WRITTEN EXERCISE =
Examine the records and identify each line that includes the string "dxyz". Copy those lines.

GIVEN RECORDS =
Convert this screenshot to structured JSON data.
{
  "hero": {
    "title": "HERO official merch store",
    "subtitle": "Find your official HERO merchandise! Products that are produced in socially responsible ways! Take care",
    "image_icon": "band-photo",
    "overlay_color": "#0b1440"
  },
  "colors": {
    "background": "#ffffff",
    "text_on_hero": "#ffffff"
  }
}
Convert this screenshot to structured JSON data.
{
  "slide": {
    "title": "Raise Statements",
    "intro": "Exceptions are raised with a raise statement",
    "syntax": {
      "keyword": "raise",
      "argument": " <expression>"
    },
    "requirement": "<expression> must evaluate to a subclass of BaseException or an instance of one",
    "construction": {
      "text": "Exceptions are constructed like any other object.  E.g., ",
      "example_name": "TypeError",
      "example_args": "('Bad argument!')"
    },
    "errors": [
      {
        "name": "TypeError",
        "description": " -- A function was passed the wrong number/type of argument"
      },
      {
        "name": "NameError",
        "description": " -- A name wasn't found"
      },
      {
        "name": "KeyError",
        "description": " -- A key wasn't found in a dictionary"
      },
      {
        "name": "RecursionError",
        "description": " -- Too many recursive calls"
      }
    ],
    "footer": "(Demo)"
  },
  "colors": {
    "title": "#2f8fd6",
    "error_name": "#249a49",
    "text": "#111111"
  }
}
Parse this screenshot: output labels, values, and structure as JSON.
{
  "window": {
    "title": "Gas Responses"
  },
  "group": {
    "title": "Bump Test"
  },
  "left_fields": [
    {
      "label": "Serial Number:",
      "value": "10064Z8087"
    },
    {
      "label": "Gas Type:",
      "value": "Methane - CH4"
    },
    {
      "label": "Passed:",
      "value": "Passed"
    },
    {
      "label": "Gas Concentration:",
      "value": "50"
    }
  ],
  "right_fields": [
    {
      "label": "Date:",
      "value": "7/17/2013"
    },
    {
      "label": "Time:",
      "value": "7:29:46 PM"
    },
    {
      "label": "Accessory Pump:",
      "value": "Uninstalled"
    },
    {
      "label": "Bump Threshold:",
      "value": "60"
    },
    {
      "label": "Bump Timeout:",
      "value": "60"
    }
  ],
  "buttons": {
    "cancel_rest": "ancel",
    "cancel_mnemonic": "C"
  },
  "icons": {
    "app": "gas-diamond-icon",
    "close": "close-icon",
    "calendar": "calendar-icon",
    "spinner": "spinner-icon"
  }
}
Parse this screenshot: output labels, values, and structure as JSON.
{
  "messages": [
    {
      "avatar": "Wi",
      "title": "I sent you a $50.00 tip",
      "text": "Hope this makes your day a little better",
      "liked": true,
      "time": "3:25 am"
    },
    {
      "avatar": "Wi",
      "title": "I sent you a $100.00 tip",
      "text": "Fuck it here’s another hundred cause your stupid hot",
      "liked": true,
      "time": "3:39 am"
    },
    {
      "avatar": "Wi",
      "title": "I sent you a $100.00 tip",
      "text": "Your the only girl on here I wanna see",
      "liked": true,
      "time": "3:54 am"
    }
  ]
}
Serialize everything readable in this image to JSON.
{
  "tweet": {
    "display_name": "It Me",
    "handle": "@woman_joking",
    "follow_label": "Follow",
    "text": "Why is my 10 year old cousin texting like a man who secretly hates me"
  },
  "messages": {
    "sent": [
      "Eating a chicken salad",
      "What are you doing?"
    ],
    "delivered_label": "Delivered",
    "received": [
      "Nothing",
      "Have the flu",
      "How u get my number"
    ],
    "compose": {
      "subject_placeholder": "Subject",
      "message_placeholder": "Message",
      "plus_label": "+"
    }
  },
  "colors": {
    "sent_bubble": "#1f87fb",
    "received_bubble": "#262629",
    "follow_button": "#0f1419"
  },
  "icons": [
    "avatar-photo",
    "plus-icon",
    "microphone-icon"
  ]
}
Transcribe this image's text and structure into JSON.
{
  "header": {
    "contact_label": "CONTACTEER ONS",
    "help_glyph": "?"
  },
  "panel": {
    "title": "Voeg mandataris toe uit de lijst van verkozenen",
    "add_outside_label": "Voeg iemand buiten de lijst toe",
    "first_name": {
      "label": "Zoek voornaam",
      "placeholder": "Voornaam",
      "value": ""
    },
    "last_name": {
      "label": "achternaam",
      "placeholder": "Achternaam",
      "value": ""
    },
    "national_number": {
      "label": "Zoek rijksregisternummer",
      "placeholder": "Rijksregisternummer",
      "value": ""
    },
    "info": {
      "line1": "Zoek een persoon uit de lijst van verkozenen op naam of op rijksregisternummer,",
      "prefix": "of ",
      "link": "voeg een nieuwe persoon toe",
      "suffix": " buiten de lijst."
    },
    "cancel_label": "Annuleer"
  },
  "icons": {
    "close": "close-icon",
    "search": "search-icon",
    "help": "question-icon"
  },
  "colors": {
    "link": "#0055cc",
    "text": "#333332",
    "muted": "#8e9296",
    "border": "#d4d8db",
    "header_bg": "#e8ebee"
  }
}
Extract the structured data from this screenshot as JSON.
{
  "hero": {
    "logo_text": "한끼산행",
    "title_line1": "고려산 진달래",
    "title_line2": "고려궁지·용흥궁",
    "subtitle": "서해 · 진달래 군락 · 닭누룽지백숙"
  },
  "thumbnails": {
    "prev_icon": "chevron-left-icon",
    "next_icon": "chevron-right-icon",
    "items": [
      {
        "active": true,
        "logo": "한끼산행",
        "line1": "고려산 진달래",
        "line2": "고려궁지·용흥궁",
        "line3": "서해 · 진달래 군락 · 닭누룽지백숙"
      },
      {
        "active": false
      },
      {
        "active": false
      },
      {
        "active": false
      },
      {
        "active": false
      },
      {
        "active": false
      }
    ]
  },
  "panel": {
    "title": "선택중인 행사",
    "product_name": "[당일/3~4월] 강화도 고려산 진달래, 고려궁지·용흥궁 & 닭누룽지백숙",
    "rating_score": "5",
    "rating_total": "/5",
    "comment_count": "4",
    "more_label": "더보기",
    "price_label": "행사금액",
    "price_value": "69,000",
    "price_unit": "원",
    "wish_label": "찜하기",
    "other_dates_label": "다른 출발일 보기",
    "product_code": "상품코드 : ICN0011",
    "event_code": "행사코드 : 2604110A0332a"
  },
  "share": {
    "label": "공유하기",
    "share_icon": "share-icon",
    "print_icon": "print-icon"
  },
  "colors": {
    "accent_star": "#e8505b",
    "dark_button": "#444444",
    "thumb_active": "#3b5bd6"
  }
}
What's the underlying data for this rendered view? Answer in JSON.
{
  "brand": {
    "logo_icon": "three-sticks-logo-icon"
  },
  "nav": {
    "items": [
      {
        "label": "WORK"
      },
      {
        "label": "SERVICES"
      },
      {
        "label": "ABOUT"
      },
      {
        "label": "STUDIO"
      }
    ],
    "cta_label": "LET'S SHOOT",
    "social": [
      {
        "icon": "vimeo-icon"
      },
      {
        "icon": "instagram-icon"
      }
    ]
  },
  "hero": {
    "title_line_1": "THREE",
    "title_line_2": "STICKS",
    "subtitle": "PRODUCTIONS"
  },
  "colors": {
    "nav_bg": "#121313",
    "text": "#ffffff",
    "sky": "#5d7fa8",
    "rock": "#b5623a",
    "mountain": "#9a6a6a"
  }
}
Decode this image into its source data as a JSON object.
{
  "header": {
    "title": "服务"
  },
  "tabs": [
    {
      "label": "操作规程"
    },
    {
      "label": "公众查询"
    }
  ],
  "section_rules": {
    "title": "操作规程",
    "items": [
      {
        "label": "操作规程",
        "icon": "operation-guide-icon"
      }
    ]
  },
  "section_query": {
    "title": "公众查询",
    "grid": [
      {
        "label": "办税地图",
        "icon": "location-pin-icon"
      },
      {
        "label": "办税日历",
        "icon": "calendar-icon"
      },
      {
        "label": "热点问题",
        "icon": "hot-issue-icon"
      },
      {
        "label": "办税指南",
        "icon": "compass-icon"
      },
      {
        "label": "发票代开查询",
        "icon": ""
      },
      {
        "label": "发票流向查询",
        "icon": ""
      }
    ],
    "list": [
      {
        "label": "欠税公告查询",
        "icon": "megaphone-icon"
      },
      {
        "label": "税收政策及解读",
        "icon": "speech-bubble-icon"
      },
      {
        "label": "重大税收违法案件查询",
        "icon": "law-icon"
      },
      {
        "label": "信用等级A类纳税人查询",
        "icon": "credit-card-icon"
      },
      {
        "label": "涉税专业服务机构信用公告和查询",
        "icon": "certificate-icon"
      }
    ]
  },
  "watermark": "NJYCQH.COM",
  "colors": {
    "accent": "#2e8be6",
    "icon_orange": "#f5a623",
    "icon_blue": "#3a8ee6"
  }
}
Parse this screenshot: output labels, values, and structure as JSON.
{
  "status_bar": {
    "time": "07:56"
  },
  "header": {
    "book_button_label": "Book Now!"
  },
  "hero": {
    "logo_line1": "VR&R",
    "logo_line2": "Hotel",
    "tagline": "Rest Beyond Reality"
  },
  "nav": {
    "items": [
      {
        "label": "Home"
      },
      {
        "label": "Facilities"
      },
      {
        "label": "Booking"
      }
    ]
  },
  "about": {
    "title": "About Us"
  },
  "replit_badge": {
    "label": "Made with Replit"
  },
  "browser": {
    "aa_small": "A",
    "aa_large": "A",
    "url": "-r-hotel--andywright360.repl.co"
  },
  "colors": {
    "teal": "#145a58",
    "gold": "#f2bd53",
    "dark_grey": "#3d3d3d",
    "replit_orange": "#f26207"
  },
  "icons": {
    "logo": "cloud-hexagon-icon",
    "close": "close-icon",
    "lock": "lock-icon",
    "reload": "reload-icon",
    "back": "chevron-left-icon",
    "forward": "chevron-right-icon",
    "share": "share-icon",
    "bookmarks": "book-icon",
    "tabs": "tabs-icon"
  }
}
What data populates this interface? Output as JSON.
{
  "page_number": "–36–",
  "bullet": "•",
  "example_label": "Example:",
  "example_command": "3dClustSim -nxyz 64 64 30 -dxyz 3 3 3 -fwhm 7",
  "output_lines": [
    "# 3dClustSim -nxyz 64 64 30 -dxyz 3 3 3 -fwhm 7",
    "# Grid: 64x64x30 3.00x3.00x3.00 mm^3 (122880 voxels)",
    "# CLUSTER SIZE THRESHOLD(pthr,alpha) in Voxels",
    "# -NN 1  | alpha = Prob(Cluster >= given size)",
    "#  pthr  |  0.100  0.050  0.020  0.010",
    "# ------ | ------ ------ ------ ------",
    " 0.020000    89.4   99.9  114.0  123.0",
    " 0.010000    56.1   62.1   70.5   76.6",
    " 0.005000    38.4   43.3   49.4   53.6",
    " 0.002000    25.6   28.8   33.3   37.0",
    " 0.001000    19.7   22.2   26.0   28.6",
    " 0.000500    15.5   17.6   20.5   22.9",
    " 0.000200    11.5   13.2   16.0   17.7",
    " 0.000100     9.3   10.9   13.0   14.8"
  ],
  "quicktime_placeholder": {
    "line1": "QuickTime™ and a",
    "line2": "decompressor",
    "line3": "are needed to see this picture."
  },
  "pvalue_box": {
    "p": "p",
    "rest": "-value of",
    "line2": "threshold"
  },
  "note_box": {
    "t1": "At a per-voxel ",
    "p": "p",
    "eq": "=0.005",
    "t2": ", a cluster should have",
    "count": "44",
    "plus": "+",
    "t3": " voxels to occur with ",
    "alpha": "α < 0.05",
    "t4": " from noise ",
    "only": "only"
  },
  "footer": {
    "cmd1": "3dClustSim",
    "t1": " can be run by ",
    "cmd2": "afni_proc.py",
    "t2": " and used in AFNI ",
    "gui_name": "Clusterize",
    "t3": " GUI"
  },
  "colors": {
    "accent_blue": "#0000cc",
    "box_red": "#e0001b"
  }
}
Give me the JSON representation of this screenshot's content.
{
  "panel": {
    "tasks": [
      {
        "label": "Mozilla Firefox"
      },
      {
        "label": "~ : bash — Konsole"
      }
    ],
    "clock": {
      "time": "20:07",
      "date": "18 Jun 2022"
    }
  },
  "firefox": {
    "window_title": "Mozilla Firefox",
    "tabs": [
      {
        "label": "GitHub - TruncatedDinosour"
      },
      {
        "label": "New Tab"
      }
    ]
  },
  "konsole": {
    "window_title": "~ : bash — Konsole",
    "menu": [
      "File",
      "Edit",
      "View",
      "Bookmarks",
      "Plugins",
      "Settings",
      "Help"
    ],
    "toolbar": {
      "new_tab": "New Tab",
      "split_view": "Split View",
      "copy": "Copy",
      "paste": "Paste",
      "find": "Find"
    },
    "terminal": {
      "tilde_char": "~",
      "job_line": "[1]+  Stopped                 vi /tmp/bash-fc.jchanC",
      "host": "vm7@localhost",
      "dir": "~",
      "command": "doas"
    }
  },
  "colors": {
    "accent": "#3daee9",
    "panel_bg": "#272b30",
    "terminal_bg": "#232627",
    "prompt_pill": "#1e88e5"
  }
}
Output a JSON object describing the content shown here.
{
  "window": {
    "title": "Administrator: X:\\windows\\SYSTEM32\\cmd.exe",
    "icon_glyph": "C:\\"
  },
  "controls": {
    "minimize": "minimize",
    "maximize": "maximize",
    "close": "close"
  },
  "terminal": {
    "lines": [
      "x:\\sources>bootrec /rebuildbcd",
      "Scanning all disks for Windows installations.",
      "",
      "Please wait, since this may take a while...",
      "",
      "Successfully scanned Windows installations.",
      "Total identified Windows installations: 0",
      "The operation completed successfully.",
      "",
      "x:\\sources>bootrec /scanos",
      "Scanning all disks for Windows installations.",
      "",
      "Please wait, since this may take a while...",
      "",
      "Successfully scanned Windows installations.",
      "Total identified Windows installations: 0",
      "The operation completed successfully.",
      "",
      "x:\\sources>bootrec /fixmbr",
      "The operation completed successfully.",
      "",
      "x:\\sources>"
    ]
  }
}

RESPONSE TO THIS TASK =
  "example_command": "3dClustSim -nxyz 64 64 30 -dxyz 3 3 3 -fwhm 7",
    "# 3dClustSim -nxyz 64 64 30 -dxyz 3 3 3 -fwhm 7",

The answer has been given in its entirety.